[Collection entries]
#####
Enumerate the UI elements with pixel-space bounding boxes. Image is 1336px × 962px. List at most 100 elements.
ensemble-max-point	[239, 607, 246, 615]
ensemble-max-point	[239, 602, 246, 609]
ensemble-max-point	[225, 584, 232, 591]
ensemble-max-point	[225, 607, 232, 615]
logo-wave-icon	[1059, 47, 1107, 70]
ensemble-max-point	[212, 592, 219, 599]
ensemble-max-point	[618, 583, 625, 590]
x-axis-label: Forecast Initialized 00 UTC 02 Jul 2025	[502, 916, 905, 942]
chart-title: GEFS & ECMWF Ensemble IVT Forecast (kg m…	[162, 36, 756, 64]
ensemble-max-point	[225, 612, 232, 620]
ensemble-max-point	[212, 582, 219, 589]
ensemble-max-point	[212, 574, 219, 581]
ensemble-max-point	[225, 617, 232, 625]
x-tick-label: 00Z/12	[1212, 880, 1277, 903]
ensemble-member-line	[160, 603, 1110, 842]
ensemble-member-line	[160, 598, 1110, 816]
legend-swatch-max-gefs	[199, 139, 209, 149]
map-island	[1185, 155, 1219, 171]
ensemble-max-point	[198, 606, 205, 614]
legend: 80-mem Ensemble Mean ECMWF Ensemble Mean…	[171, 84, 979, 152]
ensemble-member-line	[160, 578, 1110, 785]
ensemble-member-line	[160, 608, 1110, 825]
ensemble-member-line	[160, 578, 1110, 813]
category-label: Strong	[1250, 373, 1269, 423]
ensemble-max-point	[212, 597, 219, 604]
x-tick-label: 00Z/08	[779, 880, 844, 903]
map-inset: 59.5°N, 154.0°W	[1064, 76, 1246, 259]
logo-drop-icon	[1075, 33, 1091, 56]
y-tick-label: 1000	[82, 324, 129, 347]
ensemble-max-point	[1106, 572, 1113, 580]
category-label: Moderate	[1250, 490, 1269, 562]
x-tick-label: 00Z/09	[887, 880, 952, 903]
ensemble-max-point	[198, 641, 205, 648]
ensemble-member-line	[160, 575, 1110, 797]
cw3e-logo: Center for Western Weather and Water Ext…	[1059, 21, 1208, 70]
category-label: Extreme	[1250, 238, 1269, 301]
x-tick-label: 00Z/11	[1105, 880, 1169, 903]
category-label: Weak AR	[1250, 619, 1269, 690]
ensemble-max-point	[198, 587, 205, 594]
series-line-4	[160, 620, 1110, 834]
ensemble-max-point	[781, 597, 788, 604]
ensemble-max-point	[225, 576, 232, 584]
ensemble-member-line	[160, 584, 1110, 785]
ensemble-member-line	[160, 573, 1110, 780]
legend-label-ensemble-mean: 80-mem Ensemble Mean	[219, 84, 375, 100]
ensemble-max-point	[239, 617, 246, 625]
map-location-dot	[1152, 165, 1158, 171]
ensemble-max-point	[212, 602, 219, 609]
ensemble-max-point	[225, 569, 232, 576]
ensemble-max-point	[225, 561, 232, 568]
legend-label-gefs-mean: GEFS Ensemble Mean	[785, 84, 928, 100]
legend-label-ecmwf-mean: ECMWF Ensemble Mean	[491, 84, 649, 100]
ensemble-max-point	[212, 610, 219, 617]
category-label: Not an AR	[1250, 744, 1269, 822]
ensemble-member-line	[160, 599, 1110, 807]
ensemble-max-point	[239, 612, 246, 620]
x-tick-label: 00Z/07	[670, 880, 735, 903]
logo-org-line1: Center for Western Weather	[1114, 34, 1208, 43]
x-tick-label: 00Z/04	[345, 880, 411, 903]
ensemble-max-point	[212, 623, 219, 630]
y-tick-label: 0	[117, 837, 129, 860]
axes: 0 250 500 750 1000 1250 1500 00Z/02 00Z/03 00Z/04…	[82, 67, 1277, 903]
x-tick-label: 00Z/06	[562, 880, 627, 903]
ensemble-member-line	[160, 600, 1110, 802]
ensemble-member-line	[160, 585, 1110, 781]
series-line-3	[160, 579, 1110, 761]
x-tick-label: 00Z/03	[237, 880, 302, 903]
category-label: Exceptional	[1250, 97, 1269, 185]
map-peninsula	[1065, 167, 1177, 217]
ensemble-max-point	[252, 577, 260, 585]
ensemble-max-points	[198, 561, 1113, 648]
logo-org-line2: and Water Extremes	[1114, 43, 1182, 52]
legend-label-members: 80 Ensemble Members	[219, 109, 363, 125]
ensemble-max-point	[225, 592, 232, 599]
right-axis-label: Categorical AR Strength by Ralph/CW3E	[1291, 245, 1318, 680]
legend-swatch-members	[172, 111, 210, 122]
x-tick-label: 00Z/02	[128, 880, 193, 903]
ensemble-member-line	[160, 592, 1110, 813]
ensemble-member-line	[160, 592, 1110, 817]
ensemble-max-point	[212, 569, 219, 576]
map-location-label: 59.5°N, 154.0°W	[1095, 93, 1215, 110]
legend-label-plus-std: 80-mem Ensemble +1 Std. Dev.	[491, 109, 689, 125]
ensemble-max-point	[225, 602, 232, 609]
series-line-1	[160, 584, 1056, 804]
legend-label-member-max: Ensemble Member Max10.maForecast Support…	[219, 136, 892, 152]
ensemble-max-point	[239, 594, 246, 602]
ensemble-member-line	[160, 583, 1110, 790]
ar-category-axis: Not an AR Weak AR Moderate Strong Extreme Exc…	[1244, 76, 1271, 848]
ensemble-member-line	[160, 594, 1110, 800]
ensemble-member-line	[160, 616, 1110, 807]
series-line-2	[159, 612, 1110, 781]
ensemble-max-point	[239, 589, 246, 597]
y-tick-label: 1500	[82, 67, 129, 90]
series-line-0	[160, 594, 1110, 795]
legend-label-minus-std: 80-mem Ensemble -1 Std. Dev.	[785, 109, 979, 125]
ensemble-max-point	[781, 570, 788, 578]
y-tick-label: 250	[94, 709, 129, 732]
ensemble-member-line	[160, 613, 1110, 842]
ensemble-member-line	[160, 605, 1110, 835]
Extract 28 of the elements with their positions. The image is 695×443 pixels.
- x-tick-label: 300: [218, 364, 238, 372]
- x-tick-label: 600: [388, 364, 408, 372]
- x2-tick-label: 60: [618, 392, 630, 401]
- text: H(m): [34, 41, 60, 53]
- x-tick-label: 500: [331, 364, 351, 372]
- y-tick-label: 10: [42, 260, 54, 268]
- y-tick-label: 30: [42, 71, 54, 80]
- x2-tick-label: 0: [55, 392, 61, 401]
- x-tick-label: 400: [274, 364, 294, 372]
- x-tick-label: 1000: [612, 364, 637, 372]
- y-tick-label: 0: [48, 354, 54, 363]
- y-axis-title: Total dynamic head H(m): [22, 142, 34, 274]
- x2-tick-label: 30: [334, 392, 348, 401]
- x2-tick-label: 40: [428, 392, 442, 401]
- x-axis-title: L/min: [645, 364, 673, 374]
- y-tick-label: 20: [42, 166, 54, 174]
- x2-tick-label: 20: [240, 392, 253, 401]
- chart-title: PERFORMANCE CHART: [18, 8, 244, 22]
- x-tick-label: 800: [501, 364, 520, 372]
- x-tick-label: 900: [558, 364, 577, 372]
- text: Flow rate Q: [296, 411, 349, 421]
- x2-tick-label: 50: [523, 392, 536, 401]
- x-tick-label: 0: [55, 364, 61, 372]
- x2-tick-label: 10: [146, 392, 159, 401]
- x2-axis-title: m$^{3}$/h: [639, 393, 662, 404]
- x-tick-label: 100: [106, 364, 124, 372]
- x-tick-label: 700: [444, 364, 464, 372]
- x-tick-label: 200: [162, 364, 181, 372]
#####
**YOUR GOAL**
Put the material into a numbered list, starting with its first line and stopping after the line that contains "617, 246, 625]". Leave out any blank lines.

**RESULT**
1. Enumerate the UI elements with pixel-space bounding boxes. Image is 1336px × 962px. List at most 100 elements.
2. ensemble-max-point	[239, 607, 246, 615]
3. ensemble-max-point	[239, 602, 246, 609]
4. ensemble-max-point	[225, 584, 232, 591]
5. ensemble-max-point	[225, 607, 232, 615]
6. logo-wave-icon	[1059, 47, 1107, 70]
7. ensemble-max-point	[212, 592, 219, 599]
8. ensemble-max-point	[618, 583, 625, 590]
9. x-axis-label: Forecast Initialized 00 UTC 02 Jul 2025	[502, 916, 905, 942]
10. chart-title: GEFS & ECMWF Ensemble IVT Forecast (kg m…	[162, 36, 756, 64]
11. ensemble-max-point	[225, 612, 232, 620]
12. ensemble-max-point	[212, 582, 219, 589]
13. ensemble-max-point	[212, 574, 219, 581]
14. ensemble-max-point	[225, 617, 232, 625]
15. x-tick-label: 00Z/12	[1212, 880, 1277, 903]
16. ensemble-member-line	[160, 603, 1110, 842]
17. ensemble-member-line	[160, 598, 1110, 816]
18. legend-swatch-max-gefs	[199, 139, 209, 149]
19. map-island	[1185, 155, 1219, 171]
20. ensemble-max-point	[198, 606, 205, 614]
21. legend: 80-mem Ensemble Mean ECMWF Ensemble Mean…	[171, 84, 979, 152]
22. ensemble-member-line	[160, 578, 1110, 785]
23. ensemble-member-line	[160, 608, 1110, 825]
24. ensemble-member-line	[160, 578, 1110, 813]
25. category-label: Strong	[1250, 373, 1269, 423]
26. ensemble-max-point	[212, 597, 219, 604]
27. x-tick-label: 00Z/08	[779, 880, 844, 903]
28. map-inset: 59.5°N, 154.0°W	[1064, 76, 1246, 259]
29. logo-drop-icon	[1075, 33, 1091, 56]
30. y-tick-label: 1000	[82, 324, 129, 347]
31. ensemble-max-point	[1106, 572, 1113, 580]
32. category-label: Moderate	[1250, 490, 1269, 562]
33. x-tick-label: 00Z/09	[887, 880, 952, 903]
34. ensemble-max-point	[198, 641, 205, 648]
35. ensemble-member-line	[160, 575, 1110, 797]
36. cw3e-logo: Center for Western Weather and Water Ext…	[1059, 21, 1208, 70]
37. category-label: Extreme	[1250, 238, 1269, 301]
38. x-tick-label: 00Z/11	[1105, 880, 1169, 903]
39. category-label: Weak AR	[1250, 619, 1269, 690]
40. ensemble-max-point	[198, 587, 205, 594]
41. series-line-4	[160, 620, 1110, 834]
42. ensemble-max-point	[781, 597, 788, 604]
43. ensemble-max-point	[225, 576, 232, 584]
44. ensemble-member-line	[160, 584, 1110, 785]
45. ensemble-member-line	[160, 573, 1110, 780]
46. legend-label-ensemble-mean: 80-mem Ensemble Mean	[219, 84, 375, 100]
47. ensemble-max-point	[239, 617, 246, 625]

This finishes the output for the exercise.